Information shown:
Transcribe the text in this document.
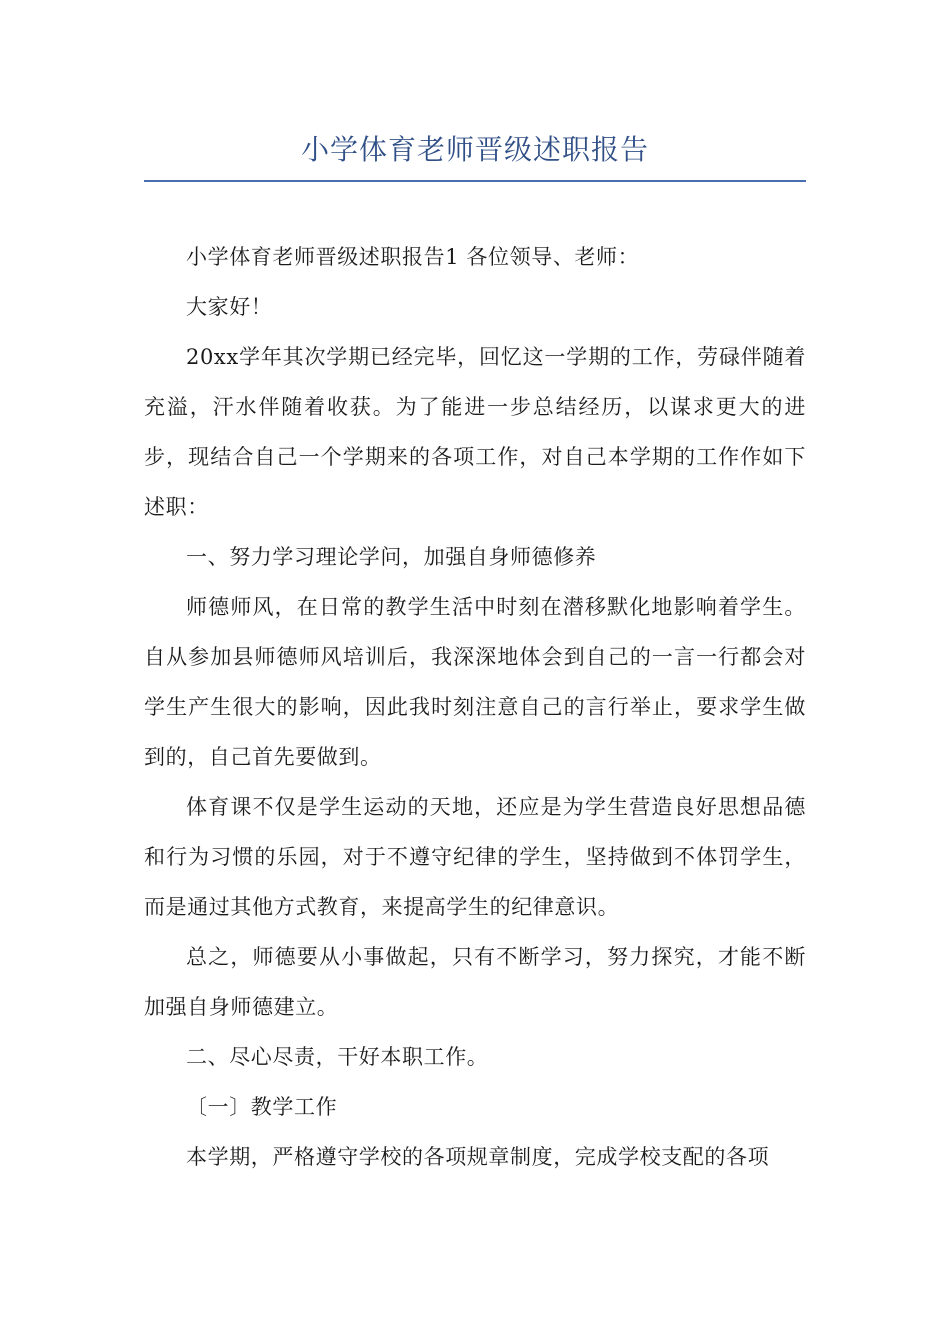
小学体育老师晋级述职报告

小学体育老师晋级述职报告1 各位领导、老师：

大家好！

20xx学年其次学期已经完毕，回忆这一学期的工作，劳碌伴随着充溢，汗水伴随着收获。为了能进一步总结经历，以谋求更大的进步，现结合自己一个学期来的各项工作，对自己本学期的工作作如下述职：

一、努力学习理论学问，加强自身师德修养

师德师风，在日常的教学生活中时刻在潜移默化地影响着学生。自从参加县师德师风培训后，我深深地体会到自己的一言一行都会对学生产生很大的影响，因此我时刻注意自己的言行举止，要求学生做到的，自己首先要做到。

体育课不仅是学生运动的天地，还应是为学生营造良好思想品德和行为习惯的乐园，对于不遵守纪律的学生，坚持做到不体罚学生，而是通过其他方式教育，来提高学生的纪律意识。

总之，师德要从小事做起，只有不断学习，努力探究，才能不断加强自身师德建立。

二、尽心尽责，干好本职工作。

〔一〕教学工作

本学期，严格遵守学校的各项规章制度，完成学校支配的各项
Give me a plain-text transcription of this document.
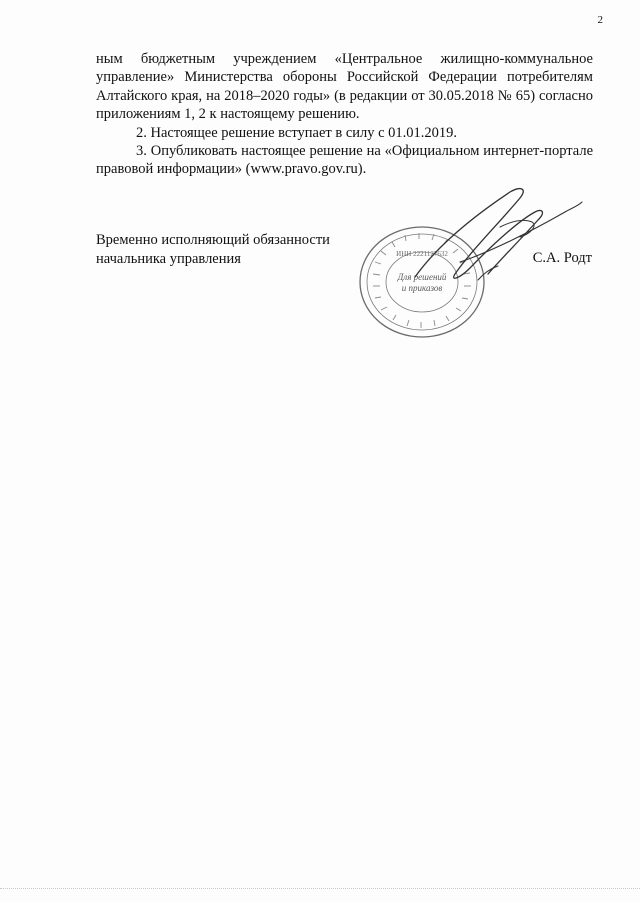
2

ным бюджетным учреждением «Центральное жилищно-коммунальное управление» Министерства обороны Российской Федерации потребителям Алтайского края, на 2018–2020 годы» (в редакции от 30.05.2018 № 65) согласно приложениям 1, 2 к настоящему решению.

2. Настоящее решение вступает в силу с 01.01.2019.

3. Опубликовать настоящее решение на «Официальном интернет-портале правовой информации» (www.pravo.gov.ru).

Временно исполняющий обязанности
начальника управления	ИНН 2221127632
Для решений
и приказов
С.А. Родт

Given request: Output only the lines running from the line with "Give me a plain-text" through the last line of the entries above, inclusive, with pictures excluded.

Output:
Give me a plain-text transcription of this document.
2

ным бюджетным учреждением «Центральное жилищно-коммунальное управление» Министерства обороны Российской Федерации потребителям Алтайского края, на 2018–2020 годы» (в редакции от 30.05.2018 № 65) согласно приложениям 1, 2 к настоящему решению.

2. Настоящее решение вступает в силу с 01.01.2019.

3. Опубликовать настоящее решение на «Официальном интернет-портале правовой информации» (www.pravo.gov.ru).

Временно исполняющий обязанности
начальника управления	ИНН 2221127632
Для решений
и приказов
С.А. Родт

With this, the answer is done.